┌──
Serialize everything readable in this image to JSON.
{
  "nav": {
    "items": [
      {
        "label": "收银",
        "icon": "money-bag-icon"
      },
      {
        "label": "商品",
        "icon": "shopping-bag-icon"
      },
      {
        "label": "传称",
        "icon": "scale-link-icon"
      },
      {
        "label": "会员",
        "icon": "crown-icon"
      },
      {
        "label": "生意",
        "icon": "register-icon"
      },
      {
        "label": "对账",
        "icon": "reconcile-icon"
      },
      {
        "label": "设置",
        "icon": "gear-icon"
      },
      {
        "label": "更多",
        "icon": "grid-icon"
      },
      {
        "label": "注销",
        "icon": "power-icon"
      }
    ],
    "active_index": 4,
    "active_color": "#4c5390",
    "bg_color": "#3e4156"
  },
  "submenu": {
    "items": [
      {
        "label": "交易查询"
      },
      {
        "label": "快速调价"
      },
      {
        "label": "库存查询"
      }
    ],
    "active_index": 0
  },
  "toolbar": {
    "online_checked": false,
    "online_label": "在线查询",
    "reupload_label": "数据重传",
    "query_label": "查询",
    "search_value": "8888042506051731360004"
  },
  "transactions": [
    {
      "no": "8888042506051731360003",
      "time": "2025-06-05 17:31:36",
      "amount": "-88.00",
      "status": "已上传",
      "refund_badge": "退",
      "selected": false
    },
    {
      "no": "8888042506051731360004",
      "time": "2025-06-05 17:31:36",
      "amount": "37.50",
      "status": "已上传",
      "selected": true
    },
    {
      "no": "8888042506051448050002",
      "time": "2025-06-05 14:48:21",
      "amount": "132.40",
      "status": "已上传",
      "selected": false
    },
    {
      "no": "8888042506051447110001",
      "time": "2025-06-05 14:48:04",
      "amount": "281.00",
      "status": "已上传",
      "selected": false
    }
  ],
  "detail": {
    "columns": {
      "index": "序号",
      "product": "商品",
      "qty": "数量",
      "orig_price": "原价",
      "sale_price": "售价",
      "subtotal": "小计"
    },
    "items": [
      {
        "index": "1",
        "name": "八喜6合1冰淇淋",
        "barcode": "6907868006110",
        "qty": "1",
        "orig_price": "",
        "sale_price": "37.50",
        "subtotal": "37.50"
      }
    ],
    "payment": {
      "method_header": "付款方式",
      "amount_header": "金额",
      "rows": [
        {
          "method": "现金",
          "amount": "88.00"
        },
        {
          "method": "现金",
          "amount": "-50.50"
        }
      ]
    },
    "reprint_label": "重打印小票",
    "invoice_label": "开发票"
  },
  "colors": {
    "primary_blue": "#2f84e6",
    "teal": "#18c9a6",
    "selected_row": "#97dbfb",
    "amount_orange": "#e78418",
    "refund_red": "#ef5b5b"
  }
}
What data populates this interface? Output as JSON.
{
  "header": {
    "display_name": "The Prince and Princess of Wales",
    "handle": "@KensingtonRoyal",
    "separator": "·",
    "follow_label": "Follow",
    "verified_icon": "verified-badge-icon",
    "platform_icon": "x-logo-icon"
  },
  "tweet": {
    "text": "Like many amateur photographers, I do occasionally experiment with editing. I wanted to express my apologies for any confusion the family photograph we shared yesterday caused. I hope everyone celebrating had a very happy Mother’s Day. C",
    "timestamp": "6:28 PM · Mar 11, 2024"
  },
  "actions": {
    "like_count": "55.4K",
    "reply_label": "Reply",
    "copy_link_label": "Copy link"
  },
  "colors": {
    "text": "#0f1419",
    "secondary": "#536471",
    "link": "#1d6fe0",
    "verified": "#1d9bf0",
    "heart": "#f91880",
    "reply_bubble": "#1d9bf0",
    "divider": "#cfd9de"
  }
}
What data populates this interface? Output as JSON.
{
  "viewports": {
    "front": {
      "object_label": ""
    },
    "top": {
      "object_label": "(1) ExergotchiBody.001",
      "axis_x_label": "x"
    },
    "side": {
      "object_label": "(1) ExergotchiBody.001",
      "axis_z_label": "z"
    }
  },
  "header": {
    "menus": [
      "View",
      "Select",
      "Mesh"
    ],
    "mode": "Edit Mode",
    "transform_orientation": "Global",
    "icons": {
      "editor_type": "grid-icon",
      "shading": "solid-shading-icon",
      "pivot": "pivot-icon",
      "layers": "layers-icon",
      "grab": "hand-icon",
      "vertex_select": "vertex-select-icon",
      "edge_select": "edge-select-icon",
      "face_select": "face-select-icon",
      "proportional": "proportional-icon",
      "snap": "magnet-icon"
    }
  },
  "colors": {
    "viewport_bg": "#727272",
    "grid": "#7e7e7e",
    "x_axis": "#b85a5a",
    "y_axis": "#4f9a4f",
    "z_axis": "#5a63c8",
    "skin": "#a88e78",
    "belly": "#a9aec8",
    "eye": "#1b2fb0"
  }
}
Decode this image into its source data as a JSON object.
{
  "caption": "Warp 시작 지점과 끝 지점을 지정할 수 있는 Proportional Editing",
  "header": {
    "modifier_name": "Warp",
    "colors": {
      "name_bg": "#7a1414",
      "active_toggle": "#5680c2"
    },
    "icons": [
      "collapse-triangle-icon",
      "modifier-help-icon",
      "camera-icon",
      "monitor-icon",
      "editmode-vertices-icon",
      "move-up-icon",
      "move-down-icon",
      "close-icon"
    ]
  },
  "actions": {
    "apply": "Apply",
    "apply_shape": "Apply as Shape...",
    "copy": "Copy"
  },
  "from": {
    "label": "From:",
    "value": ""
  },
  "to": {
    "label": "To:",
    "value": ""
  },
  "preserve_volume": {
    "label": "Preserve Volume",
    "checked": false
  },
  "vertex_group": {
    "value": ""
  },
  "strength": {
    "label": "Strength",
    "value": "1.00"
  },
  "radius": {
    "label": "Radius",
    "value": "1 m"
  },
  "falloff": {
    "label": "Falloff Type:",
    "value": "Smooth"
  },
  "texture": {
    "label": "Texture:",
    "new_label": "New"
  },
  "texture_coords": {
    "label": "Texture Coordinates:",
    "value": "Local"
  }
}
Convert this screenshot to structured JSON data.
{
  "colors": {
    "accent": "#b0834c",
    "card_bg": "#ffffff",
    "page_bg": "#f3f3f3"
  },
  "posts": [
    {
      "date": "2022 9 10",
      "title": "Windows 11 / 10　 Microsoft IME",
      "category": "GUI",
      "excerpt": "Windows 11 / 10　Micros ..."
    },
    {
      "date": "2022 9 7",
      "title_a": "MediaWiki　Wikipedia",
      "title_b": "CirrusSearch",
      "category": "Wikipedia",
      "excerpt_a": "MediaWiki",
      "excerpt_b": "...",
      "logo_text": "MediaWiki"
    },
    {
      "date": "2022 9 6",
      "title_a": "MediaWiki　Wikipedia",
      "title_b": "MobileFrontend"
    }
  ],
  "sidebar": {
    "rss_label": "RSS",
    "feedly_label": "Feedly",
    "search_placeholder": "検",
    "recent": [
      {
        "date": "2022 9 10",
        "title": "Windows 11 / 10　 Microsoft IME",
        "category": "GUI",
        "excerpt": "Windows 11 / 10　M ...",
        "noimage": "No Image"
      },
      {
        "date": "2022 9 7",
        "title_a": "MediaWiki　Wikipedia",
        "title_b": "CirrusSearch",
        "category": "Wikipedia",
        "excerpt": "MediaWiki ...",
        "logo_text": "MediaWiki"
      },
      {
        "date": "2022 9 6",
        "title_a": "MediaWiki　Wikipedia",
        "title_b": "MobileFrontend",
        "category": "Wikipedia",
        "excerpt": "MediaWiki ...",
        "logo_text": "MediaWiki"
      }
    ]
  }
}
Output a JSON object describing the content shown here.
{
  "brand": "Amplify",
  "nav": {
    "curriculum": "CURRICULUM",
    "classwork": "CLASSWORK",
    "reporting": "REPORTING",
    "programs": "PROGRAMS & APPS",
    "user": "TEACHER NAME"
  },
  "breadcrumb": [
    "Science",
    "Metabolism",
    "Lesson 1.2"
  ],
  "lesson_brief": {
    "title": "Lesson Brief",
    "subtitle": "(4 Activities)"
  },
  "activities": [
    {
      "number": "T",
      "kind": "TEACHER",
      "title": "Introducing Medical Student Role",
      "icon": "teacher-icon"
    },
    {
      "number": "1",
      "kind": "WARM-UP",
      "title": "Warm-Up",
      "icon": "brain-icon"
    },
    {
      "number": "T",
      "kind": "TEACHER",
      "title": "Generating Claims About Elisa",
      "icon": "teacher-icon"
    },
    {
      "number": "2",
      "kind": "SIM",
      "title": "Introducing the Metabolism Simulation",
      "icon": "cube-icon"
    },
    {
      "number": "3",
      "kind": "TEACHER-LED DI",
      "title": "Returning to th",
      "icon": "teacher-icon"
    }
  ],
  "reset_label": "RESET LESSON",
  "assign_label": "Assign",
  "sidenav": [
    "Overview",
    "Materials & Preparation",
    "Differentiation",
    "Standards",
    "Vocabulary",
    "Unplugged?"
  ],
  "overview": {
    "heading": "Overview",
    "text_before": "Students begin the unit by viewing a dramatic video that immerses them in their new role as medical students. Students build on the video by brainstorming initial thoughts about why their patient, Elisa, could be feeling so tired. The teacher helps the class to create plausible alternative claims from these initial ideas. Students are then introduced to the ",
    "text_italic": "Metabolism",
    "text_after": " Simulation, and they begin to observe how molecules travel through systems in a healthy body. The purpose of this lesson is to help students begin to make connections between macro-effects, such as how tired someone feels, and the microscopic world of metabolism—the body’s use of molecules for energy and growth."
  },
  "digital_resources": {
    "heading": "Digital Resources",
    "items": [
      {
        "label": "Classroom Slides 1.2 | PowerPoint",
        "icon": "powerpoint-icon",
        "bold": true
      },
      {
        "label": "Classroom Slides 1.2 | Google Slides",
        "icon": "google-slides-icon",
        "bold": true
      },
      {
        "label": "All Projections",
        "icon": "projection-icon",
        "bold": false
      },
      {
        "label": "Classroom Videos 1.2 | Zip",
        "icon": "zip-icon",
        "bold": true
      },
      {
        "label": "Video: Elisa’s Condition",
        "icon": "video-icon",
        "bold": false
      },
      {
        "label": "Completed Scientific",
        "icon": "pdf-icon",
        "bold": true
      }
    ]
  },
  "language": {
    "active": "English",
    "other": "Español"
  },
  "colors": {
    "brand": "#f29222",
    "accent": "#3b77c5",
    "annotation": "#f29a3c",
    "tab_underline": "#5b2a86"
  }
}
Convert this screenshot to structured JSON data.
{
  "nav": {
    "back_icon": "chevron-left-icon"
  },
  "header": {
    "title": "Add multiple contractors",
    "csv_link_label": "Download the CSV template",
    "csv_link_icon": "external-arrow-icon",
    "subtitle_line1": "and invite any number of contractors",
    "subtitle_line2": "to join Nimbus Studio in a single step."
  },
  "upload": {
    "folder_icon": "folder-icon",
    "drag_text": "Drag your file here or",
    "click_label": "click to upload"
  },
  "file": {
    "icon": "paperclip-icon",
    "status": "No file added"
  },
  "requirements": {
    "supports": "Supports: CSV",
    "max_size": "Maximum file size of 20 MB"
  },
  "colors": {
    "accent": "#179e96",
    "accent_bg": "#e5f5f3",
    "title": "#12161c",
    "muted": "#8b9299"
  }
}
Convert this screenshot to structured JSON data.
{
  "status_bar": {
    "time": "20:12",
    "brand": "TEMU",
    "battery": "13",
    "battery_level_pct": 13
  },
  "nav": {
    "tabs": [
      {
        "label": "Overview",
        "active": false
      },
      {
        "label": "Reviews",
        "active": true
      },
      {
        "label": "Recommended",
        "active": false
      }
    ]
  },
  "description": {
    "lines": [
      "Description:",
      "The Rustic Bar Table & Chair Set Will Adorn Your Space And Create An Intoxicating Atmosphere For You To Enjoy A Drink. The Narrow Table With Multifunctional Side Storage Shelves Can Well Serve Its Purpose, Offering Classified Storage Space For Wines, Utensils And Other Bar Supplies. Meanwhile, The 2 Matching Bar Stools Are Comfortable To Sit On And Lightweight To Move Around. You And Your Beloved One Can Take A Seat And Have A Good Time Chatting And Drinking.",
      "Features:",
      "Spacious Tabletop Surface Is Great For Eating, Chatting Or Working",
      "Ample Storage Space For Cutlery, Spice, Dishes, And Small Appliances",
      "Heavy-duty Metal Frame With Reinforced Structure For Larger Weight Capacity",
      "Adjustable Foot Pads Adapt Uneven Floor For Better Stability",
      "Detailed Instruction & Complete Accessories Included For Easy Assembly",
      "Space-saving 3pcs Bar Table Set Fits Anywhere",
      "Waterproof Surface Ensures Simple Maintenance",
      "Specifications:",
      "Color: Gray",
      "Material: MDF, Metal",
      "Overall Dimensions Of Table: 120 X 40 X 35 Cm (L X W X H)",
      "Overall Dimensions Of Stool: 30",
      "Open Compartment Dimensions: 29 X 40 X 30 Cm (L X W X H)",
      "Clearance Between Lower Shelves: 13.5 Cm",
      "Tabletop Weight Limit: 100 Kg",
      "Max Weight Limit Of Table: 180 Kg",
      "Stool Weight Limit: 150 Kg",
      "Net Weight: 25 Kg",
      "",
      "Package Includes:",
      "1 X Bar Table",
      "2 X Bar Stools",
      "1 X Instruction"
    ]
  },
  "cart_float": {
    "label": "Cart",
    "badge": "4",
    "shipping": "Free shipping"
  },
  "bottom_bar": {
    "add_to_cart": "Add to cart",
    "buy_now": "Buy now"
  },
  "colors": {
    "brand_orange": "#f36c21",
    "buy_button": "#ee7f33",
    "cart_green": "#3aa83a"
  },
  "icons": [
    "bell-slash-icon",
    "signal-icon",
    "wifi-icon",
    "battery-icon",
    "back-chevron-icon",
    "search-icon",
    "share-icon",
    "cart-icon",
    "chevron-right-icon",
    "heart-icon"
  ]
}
└──
**What is asked:** For each line above that contains the word "Classroom", copy that line.

**Written response:**
        "label": "Classroom Slides 1.2 | PowerPoint",
        "label": "Classroom Slides 1.2 | Google Slides",
        "label": "Classroom Videos 1.2 | Zip",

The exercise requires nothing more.